═════ Dataset records ═════

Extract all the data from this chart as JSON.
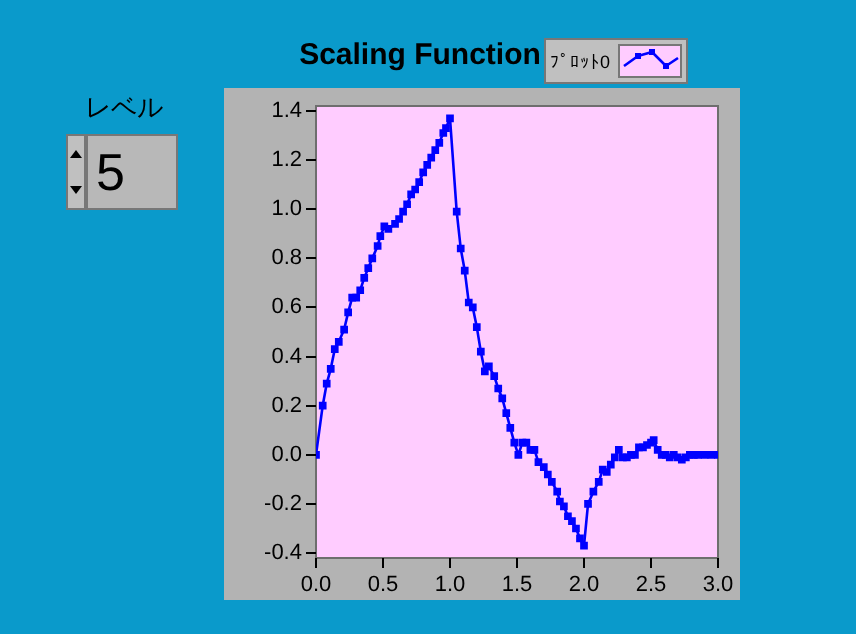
{
  "chart_data": {
    "type": "line",
    "title": "Scaling Function",
    "annotations": [
      "レベル",
      "5"
    ],
    "legend": "top right",
    "marker": "square",
    "line_style": "solid",
    "grid": false,
    "xlim": [
      0,
      3
    ],
    "xticks": [
      {
        "value": 0,
        "label": "0.0"
      },
      0.5,
      {
        "value": 1,
        "label": "1.0"
      },
      1.5,
      {
        "value": 2,
        "label": "2.0"
      },
      2.5,
      {
        "value": 3,
        "label": "3.0"
      }
    ],
    "ylim": [
      -0.42,
      1.42
    ],
    "yticks": [
      -0.4,
      -0.2,
      {
        "value": 0,
        "label": "0.0"
      },
      0.2,
      0.4,
      0.6,
      0.8,
      {
        "value": 1,
        "label": "1.0"
      },
      1.2,
      1.4
    ],
    "series": [
      {
        "name": "ﾌﾟﾛｯﾄ0",
        "color": "#0000ff",
        "x": [
          0,
          0.05,
          0.08,
          0.11,
          0.14,
          0.17,
          0.21,
          0.24,
          0.27,
          0.3,
          0.33,
          0.36,
          0.39,
          0.42,
          0.46,
          0.48,
          0.51,
          0.54,
          0.59,
          0.62,
          0.65,
          0.68,
          0.71,
          0.74,
          0.77,
          0.8,
          0.83,
          0.86,
          0.89,
          0.92,
          0.95,
          0.97,
          1.0,
          1.05,
          1.08,
          1.11,
          1.14,
          1.17,
          1.2,
          1.23,
          1.26,
          1.29,
          1.33,
          1.36,
          1.39,
          1.42,
          1.45,
          1.48,
          1.51,
          1.54,
          1.57,
          1.6,
          1.63,
          1.66,
          1.7,
          1.73,
          1.76,
          1.8,
          1.82,
          1.85,
          1.88,
          1.91,
          1.94,
          1.97,
          2.0,
          2.03,
          2.07,
          2.11,
          2.14,
          2.17,
          2.2,
          2.23,
          2.26,
          2.29,
          2.32,
          2.35,
          2.38,
          2.41,
          2.44,
          2.47,
          2.5,
          2.52,
          2.55,
          2.58,
          2.61,
          2.64,
          2.67,
          2.7,
          2.73,
          2.76,
          2.79,
          2.82,
          2.85,
          2.9,
          2.95,
          3.0
        ],
        "values": [
          0,
          0.2,
          0.29,
          0.35,
          0.43,
          0.46,
          0.51,
          0.58,
          0.64,
          0.64,
          0.67,
          0.72,
          0.76,
          0.8,
          0.85,
          0.89,
          0.93,
          0.92,
          0.94,
          0.96,
          0.99,
          1.02,
          1.06,
          1.08,
          1.11,
          1.15,
          1.18,
          1.21,
          1.24,
          1.27,
          1.31,
          1.33,
          1.37,
          0.99,
          0.84,
          0.75,
          0.62,
          0.6,
          0.52,
          0.42,
          0.34,
          0.36,
          0.32,
          0.27,
          0.23,
          0.17,
          0.11,
          0.05,
          0.0,
          0.05,
          0.05,
          0.02,
          0.02,
          -0.03,
          -0.05,
          -0.08,
          -0.11,
          -0.15,
          -0.19,
          -0.21,
          -0.25,
          -0.27,
          -0.3,
          -0.34,
          -0.37,
          -0.2,
          -0.15,
          -0.11,
          -0.06,
          -0.07,
          -0.04,
          -0.01,
          0.02,
          -0.01,
          -0.01,
          0.0,
          0.0,
          0.03,
          0.03,
          0.04,
          0.05,
          0.06,
          0.02,
          0.0,
          0.0,
          -0.01,
          0.0,
          -0.01,
          -0.02,
          -0.01,
          0.0,
          0.0,
          0.0,
          0.0,
          0.0,
          0.0
        ]
      }
    ]
  }
}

═════

• [What you have to do] Copy out the listing exactly as it stands, but not the pictures.

• [Complete answer]
Extract all the data from this chart as JSON.
{
  "chart_data": {
    "type": "line",
    "title": "Scaling Function",
    "annotations": [
      "レベル",
      "5"
    ],
    "legend": "top right",
    "marker": "square",
    "line_style": "solid",
    "grid": false,
    "xlim": [
      0,
      3
    ],
    "xticks": [
      {
        "value": 0,
        "label": "0.0"
      },
      0.5,
      {
        "value": 1,
        "label": "1.0"
      },
      1.5,
      {
        "value": 2,
        "label": "2.0"
      },
      2.5,
      {
        "value": 3,
        "label": "3.0"
      }
    ],
    "ylim": [
      -0.42,
      1.42
    ],
    "yticks": [
      -0.4,
      -0.2,
      {
        "value": 0,
        "label": "0.0"
      },
      0.2,
      0.4,
      0.6,
      0.8,
      {
        "value": 1,
        "label": "1.0"
      },
      1.2,
      1.4
    ],
    "series": [
      {
        "name": "ﾌﾟﾛｯﾄ0",
        "color": "#0000ff",
        "x": [
          0,
          0.05,
          0.08,
          0.11,
          0.14,
          0.17,
          0.21,
          0.24,
          0.27,
          0.3,
          0.33,
          0.36,
          0.39,
          0.42,
          0.46,
          0.48,
          0.51,
          0.54,
          0.59,
          0.62,
          0.65,
          0.68,
          0.71,
          0.74,
          0.77,
          0.8,
          0.83,
          0.86,
          0.89,
          0.92,
          0.95,
          0.97,
          1.0,
          1.05,
          1.08,
          1.11,
          1.14,
          1.17,
          1.2,
          1.23,
          1.26,
          1.29,
          1.33,
          1.36,
          1.39,
          1.42,
          1.45,
          1.48,
          1.51,
          1.54,
          1.57,
          1.6,
          1.63,
          1.66,
          1.7,
          1.73,
          1.76,
          1.8,
          1.82,
          1.85,
          1.88,
          1.91,
          1.94,
          1.97,
          2.0,
          2.03,
          2.07,
          2.11,
          2.14,
          2.17,
          2.2,
          2.23,
          2.26,
          2.29,
          2.32,
          2.35,
          2.38,
          2.41,
          2.44,
          2.47,
          2.5,
          2.52,
          2.55,
          2.58,
          2.61,
          2.64,
          2.67,
          2.7,
          2.73,
          2.76,
          2.79,
          2.82,
          2.85,
          2.9,
          2.95,
          3.0
        ],
        "values": [
          0,
          0.2,
          0.29,
          0.35,
          0.43,
          0.46,
          0.51,
          0.58,
          0.64,
          0.64,
          0.67,
          0.72,
          0.76,
          0.8,
          0.85,
          0.89,
          0.93,
          0.92,
          0.94,
          0.96,
          0.99,
          1.02,
          1.06,
          1.08,
          1.11,
          1.15,
          1.18,
          1.21,
          1.24,
          1.27,
          1.31,
          1.33,
          1.37,
          0.99,
          0.84,
          0.75,
          0.62,
          0.6,
          0.52,
          0.42,
          0.34,
          0.36,
          0.32,
          0.27,
          0.23,
          0.17,
          0.11,
          0.05,
          0.0,
          0.05,
          0.05,
          0.02,
          0.02,
          -0.03,
          -0.05,
          -0.08,
          -0.11,
          -0.15,
          -0.19,
          -0.21,
          -0.25,
          -0.27,
          -0.3,
          -0.34,
          -0.37,
          -0.2,
          -0.15,
          -0.11,
          -0.06,
          -0.07,
          -0.04,
          -0.01,
          0.02,
          -0.01,
          -0.01,
          0.0,
          0.0,
          0.03,
          0.03,
          0.04,
          0.05,
          0.06,
          0.02,
          0.0,
          0.0,
          -0.01,
          0.0,
          -0.01,
          -0.02,
          -0.01,
          0.0,
          0.0,
          0.0,
          0.0,
          0.0,
          0.0
        ]
      }
    ]
  }
}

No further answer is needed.